STATED TASK: Return every entry exactly as written.

────────────────────

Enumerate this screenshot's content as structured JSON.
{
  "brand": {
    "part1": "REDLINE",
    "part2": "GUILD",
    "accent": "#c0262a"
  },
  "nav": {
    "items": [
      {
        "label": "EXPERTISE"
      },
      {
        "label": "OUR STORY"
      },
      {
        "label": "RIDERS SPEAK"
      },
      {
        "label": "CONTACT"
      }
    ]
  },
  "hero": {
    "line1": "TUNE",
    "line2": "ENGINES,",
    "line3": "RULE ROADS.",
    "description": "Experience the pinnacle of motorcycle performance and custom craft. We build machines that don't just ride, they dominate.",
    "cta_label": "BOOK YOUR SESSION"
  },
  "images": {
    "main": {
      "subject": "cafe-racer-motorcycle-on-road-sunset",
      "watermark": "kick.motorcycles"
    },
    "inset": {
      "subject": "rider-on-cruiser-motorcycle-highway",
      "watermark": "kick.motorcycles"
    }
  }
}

────────────────────

ANSWER FOR THIS EXERCISE:
Enumerate this screenshot's content as structured JSON.
{
  "brand": {
    "part1": "REDLINE",
    "part2": "GUILD",
    "accent": "#c0262a"
  },
  "nav": {
    "items": [
      {
        "label": "EXPERTISE"
      },
      {
        "label": "OUR STORY"
      },
      {
        "label": "RIDERS SPEAK"
      },
      {
        "label": "CONTACT"
      }
    ]
  },
  "hero": {
    "line1": "TUNE",
    "line2": "ENGINES,",
    "line3": "RULE ROADS.",
    "description": "Experience the pinnacle of motorcycle performance and custom craft. We build machines that don't just ride, they dominate.",
    "cta_label": "BOOK YOUR SESSION"
  },
  "images": {
    "main": {
      "subject": "cafe-racer-motorcycle-on-road-sunset",
      "watermark": "kick.motorcycles"
    },
    "inset": {
      "subject": "rider-on-cruiser-motorcycle-highway",
      "watermark": "kick.motorcycles"
    }
  }
}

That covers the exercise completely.